▶ DATA RECORDS
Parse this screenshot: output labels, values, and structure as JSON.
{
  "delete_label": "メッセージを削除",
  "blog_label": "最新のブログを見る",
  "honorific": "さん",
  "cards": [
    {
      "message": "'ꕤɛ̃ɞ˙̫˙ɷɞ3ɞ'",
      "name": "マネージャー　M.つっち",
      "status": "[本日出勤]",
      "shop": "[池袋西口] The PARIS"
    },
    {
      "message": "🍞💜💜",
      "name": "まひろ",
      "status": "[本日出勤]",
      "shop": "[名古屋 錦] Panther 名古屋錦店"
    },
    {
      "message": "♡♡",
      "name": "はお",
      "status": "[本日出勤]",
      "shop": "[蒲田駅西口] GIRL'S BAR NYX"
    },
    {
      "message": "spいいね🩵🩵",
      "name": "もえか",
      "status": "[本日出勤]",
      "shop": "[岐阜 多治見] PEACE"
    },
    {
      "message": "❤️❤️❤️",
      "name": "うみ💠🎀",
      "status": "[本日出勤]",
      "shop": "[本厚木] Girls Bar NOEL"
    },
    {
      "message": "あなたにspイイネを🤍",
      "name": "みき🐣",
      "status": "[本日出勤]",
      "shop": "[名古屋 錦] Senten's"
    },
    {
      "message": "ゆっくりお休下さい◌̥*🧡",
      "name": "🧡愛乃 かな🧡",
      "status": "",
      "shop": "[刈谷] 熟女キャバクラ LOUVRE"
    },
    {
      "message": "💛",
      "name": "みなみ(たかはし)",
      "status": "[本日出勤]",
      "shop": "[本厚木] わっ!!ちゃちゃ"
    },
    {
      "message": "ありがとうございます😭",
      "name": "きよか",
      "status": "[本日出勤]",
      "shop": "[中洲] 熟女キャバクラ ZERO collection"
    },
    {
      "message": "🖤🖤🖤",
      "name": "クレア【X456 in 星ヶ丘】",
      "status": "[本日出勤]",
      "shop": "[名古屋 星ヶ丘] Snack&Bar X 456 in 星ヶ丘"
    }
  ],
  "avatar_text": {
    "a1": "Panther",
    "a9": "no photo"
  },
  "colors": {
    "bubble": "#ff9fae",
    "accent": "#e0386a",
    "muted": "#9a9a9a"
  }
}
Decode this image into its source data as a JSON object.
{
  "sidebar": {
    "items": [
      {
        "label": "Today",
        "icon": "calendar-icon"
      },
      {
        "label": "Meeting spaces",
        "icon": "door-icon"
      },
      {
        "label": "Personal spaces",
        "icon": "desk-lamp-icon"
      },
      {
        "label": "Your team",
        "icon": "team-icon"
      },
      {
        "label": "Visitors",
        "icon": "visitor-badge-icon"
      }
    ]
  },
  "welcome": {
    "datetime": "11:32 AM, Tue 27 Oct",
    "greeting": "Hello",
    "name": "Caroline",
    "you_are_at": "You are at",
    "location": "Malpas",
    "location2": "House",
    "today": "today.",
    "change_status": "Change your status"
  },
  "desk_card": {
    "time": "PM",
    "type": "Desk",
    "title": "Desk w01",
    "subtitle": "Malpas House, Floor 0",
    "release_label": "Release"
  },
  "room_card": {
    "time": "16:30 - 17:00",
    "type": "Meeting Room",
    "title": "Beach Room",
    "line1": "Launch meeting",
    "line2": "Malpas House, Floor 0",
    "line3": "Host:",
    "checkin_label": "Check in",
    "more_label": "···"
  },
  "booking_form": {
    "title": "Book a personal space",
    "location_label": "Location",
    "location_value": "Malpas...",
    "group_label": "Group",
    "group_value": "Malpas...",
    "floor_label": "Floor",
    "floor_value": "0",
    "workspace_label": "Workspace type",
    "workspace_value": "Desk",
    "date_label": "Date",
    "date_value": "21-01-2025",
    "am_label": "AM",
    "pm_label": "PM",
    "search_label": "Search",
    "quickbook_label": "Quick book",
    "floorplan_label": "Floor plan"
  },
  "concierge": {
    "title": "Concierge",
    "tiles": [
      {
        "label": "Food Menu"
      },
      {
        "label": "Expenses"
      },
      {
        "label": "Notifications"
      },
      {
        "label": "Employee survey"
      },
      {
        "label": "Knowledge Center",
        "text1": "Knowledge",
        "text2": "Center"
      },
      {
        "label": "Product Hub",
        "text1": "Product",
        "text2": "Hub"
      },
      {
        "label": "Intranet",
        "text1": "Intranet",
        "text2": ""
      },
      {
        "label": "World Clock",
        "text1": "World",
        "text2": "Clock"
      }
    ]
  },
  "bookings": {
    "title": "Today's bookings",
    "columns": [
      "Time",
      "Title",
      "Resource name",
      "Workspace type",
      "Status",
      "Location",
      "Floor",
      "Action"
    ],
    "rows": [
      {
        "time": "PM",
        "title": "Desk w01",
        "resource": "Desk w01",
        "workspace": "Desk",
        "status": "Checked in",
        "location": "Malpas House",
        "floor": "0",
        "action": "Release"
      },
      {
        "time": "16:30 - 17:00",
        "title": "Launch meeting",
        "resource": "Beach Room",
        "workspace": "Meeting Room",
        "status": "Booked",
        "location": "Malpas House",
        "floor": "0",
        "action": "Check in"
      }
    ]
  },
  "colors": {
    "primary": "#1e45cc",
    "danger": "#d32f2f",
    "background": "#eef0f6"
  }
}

▶ GOAL
Using the material above, print every entry exactly as written.

▶ RESPONSE TO THIS EXERCISE
Parse this screenshot: output labels, values, and structure as JSON.
{
  "delete_label": "メッセージを削除",
  "blog_label": "最新のブログを見る",
  "honorific": "さん",
  "cards": [
    {
      "message": "'ꕤɛ̃ɞ˙̫˙ɷɞ3ɞ'",
      "name": "マネージャー　M.つっち",
      "status": "[本日出勤]",
      "shop": "[池袋西口] The PARIS"
    },
    {
      "message": "🍞💜💜",
      "name": "まひろ",
      "status": "[本日出勤]",
      "shop": "[名古屋 錦] Panther 名古屋錦店"
    },
    {
      "message": "♡♡",
      "name": "はお",
      "status": "[本日出勤]",
      "shop": "[蒲田駅西口] GIRL'S BAR NYX"
    },
    {
      "message": "spいいね🩵🩵",
      "name": "もえか",
      "status": "[本日出勤]",
      "shop": "[岐阜 多治見] PEACE"
    },
    {
      "message": "❤️❤️❤️",
      "name": "うみ💠🎀",
      "status": "[本日出勤]",
      "shop": "[本厚木] Girls Bar NOEL"
    },
    {
      "message": "あなたにspイイネを🤍",
      "name": "みき🐣",
      "status": "[本日出勤]",
      "shop": "[名古屋 錦] Senten's"
    },
    {
      "message": "ゆっくりお休下さい◌̥*🧡",
      "name": "🧡愛乃 かな🧡",
      "status": "",
      "shop": "[刈谷] 熟女キャバクラ LOUVRE"
    },
    {
      "message": "💛",
      "name": "みなみ(たかはし)",
      "status": "[本日出勤]",
      "shop": "[本厚木] わっ!!ちゃちゃ"
    },
    {
      "message": "ありがとうございます😭",
      "name": "きよか",
      "status": "[本日出勤]",
      "shop": "[中洲] 熟女キャバクラ ZERO collection"
    },
    {
      "message": "🖤🖤🖤",
      "name": "クレア【X456 in 星ヶ丘】",
      "status": "[本日出勤]",
      "shop": "[名古屋 星ヶ丘] Snack&Bar X 456 in 星ヶ丘"
    }
  ],
  "avatar_text": {
    "a1": "Panther",
    "a9": "no photo"
  },
  "colors": {
    "bubble": "#ff9fae",
    "accent": "#e0386a",
    "muted": "#9a9a9a"
  }
}
Decode this image into its source data as a JSON object.
{
  "sidebar": {
    "items": [
      {
        "label": "Today",
        "icon": "calendar-icon"
      },
      {
        "label": "Meeting spaces",
        "icon": "door-icon"
      },
      {
        "label": "Personal spaces",
        "icon": "desk-lamp-icon"
      },
      {
        "label": "Your team",
        "icon": "team-icon"
      },
      {
        "label": "Visitors",
        "icon": "visitor-badge-icon"
      }
    ]
  },
  "welcome": {
    "datetime": "11:32 AM, Tue 27 Oct",
    "greeting": "Hello",
    "name": "Caroline",
    "you_are_at": "You are at",
    "location": "Malpas",
    "location2": "House",
    "today": "today.",
    "change_status": "Change your status"
  },
  "desk_card": {
    "time": "PM",
    "type": "Desk",
    "title": "Desk w01",
    "subtitle": "Malpas House, Floor 0",
    "release_label": "Release"
  },
  "room_card": {
    "time": "16:30 - 17:00",
    "type": "Meeting Room",
    "title": "Beach Room",
    "line1": "Launch meeting",
    "line2": "Malpas House, Floor 0",
    "line3": "Host:",
    "checkin_label": "Check in",
    "more_label": "···"
  },
  "booking_form": {
    "title": "Book a personal space",
    "location_label": "Location",
    "location_value": "Malpas...",
    "group_label": "Group",
    "group_value": "Malpas...",
    "floor_label": "Floor",
    "floor_value": "0",
    "workspace_label": "Workspace type",
    "workspace_value": "Desk",
    "date_label": "Date",
    "date_value": "21-01-2025",
    "am_label": "AM",
    "pm_label": "PM",
    "search_label": "Search",
    "quickbook_label": "Quick book",
    "floorplan_label": "Floor plan"
  },
  "concierge": {
    "title": "Concierge",
    "tiles": [
      {
        "label": "Food Menu"
      },
      {
        "label": "Expenses"
      },
      {
        "label": "Notifications"
      },
      {
        "label": "Employee survey"
      },
      {
        "label": "Knowledge Center",
        "text1": "Knowledge",
        "text2": "Center"
      },
      {
        "label": "Product Hub",
        "text1": "Product",
        "text2": "Hub"
      },
      {
        "label": "Intranet",
        "text1": "Intranet",
        "text2": ""
      },
      {
        "label": "World Clock",
        "text1": "World",
        "text2": "Clock"
      }
    ]
  },
  "bookings": {
    "title": "Today's bookings",
    "columns": [
      "Time",
      "Title",
      "Resource name",
      "Workspace type",
      "Status",
      "Location",
      "Floor",
      "Action"
    ],
    "rows": [
      {
        "time": "PM",
        "title": "Desk w01",
        "resource": "Desk w01",
        "workspace": "Desk",
        "status": "Checked in",
        "location": "Malpas House",
        "floor": "0",
        "action": "Release"
      },
      {
        "time": "16:30 - 17:00",
        "title": "Launch meeting",
        "resource": "Beach Room",
        "workspace": "Meeting Room",
        "status": "Booked",
        "location": "Malpas House",
        "floor": "0",
        "action": "Check in"
      }
    ]
  },
  "colors": {
    "primary": "#1e45cc",
    "danger": "#d32f2f",
    "background": "#eef0f6"
  }
}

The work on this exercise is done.